## start

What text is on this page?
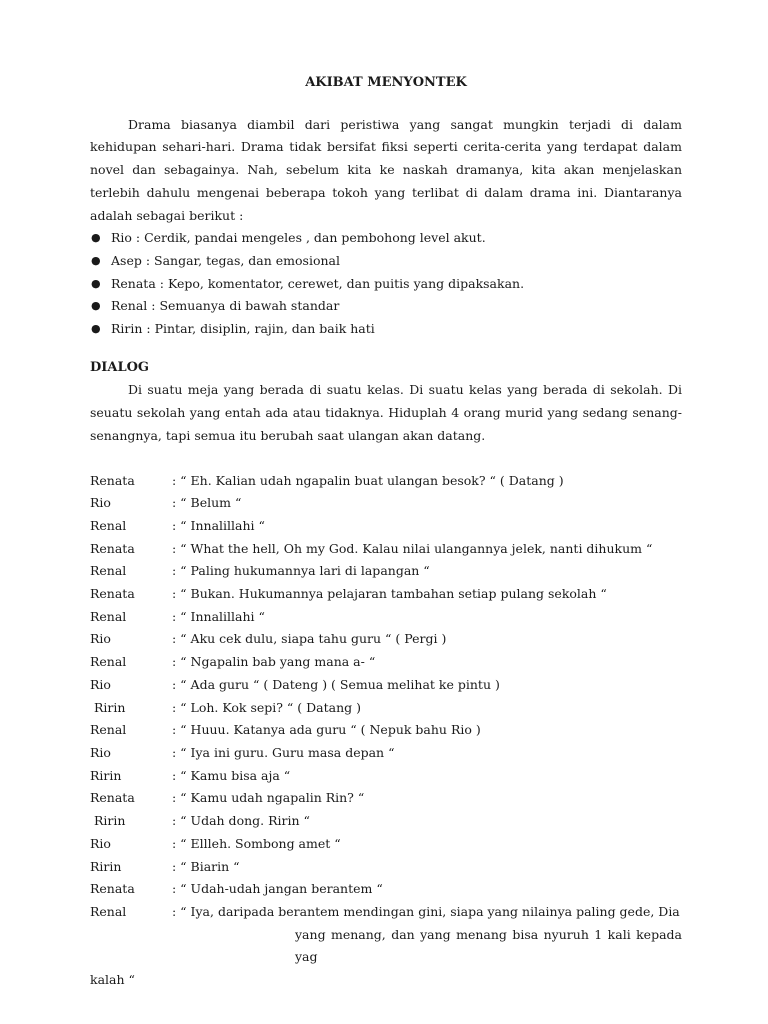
AKIBAT MENYONTEK

Drama biasanya diambil dari peristiwa yang sangat mungkin terjadi di dalam kehidupan sehari-hari. Drama tidak bersifat fiksi seperti cerita-cerita yang terdapat dalam novel dan sebagainya. Nah, sebelum kita ke naskah dramanya, kita akan menjelaskan terlebih dahulu mengenai beberapa tokoh yang terlibat di dalam drama ini. Diantaranya adalah sebagai berikut :

● Rio : Cerdik, pandai mengeles , dan pembohong level akut.
● Asep : Sangar, tegas, dan emosional
● Renata : Kepo, komentator, cerewet, dan puitis yang dipaksakan.
● Renal : Semuanya di bawah standar
● Ririn : Pintar, disiplin, rajin, dan baik hati
DIALOG

Di suatu meja yang berada di suatu kelas. Di suatu kelas yang berada di sekolah. Di seuatu sekolah yang entah ada atau tidaknya. Hiduplah 4 orang murid yang sedang senang- senangnya, tapi semua itu berubah saat ulangan akan datang.

Renata	: “ Eh. Kalian udah ngapalin buat ulangan besok? “ ( Datang )
Rio	: “ Belum “
Renal	: “ Innalillahi “
Renata	: “ What the hell, Oh my God. Kalau nilai ulangannya jelek, nanti dihukum “
Renal	: “ Paling hukumannya lari di lapangan “
Renata	: “ Bukan. Hukumannya pelajaran tambahan setiap pulang sekolah “
Renal	: “ Innalillahi “
Rio	: “ Aku cek dulu, siapa tahu guru “ ( Pergi )
Renal	: “ Ngapalin bab yang mana a- “
Rio	: “ Ada guru “ ( Dateng ) ( Semua melihat ke pintu )
Ririn	: “ Loh. Kok sepi? “ ( Datang )
Renal	: “ Huuu. Katanya ada guru “ ( Nepuk bahu Rio )
Rio	: “ Iya ini guru. Guru masa depan “
Ririn	: “ Kamu bisa aja “
Renata	: “ Kamu udah ngapalin Rin? “
Ririn	: “ Udah dong. Ririn “
Rio	: “ Ellleh. Sombong amet “
Ririn	: “ Biarin “
Renata	: “ Udah-udah jangan berantem “
Renal	: “ Iya, daripada berantem mendingan gini, siapa yang nilainya paling gede, Dia
yang menang, dan yang menang bisa nyuruh 1 kali kepada yag
kalah “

## end

Exercise:
Every record gets retyped exactly; no picture goes into the copy.

Finished task:
What text is on this page?
AKIBAT MENYONTEK

Drama biasanya diambil dari peristiwa yang sangat mungkin terjadi di dalam kehidupan sehari-hari. Drama tidak bersifat fiksi seperti cerita-cerita yang terdapat dalam novel dan sebagainya. Nah, sebelum kita ke naskah dramanya, kita akan menjelaskan terlebih dahulu mengenai beberapa tokoh yang terlibat di dalam drama ini. Diantaranya adalah sebagai berikut :

● Rio : Cerdik, pandai mengeles , dan pembohong level akut.
● Asep : Sangar, tegas, dan emosional
● Renata : Kepo, komentator, cerewet, dan puitis yang dipaksakan.
● Renal : Semuanya di bawah standar
● Ririn : Pintar, disiplin, rajin, dan baik hati
DIALOG

Di suatu meja yang berada di suatu kelas. Di suatu kelas yang berada di sekolah. Di seuatu sekolah yang entah ada atau tidaknya. Hiduplah 4 orang murid yang sedang senang- senangnya, tapi semua itu berubah saat ulangan akan datang.

Renata	: “ Eh. Kalian udah ngapalin buat ulangan besok? “ ( Datang )
Rio	: “ Belum “
Renal	: “ Innalillahi “
Renata	: “ What the hell, Oh my God. Kalau nilai ulangannya jelek, nanti dihukum “
Renal	: “ Paling hukumannya lari di lapangan “
Renata	: “ Bukan. Hukumannya pelajaran tambahan setiap pulang sekolah “
Renal	: “ Innalillahi “
Rio	: “ Aku cek dulu, siapa tahu guru “ ( Pergi )
Renal	: “ Ngapalin bab yang mana a- “
Rio	: “ Ada guru “ ( Dateng ) ( Semua melihat ke pintu )
Ririn	: “ Loh. Kok sepi? “ ( Datang )
Renal	: “ Huuu. Katanya ada guru “ ( Nepuk bahu Rio )
Rio	: “ Iya ini guru. Guru masa depan “
Ririn	: “ Kamu bisa aja “
Renata	: “ Kamu udah ngapalin Rin? “
Ririn	: “ Udah dong. Ririn “
Rio	: “ Ellleh. Sombong amet “
Ririn	: “ Biarin “
Renata	: “ Udah-udah jangan berantem “
Renal	: “ Iya, daripada berantem mendingan gini, siapa yang nilainya paling gede, Dia
yang menang, dan yang menang bisa nyuruh 1 kali kepada yag
kalah “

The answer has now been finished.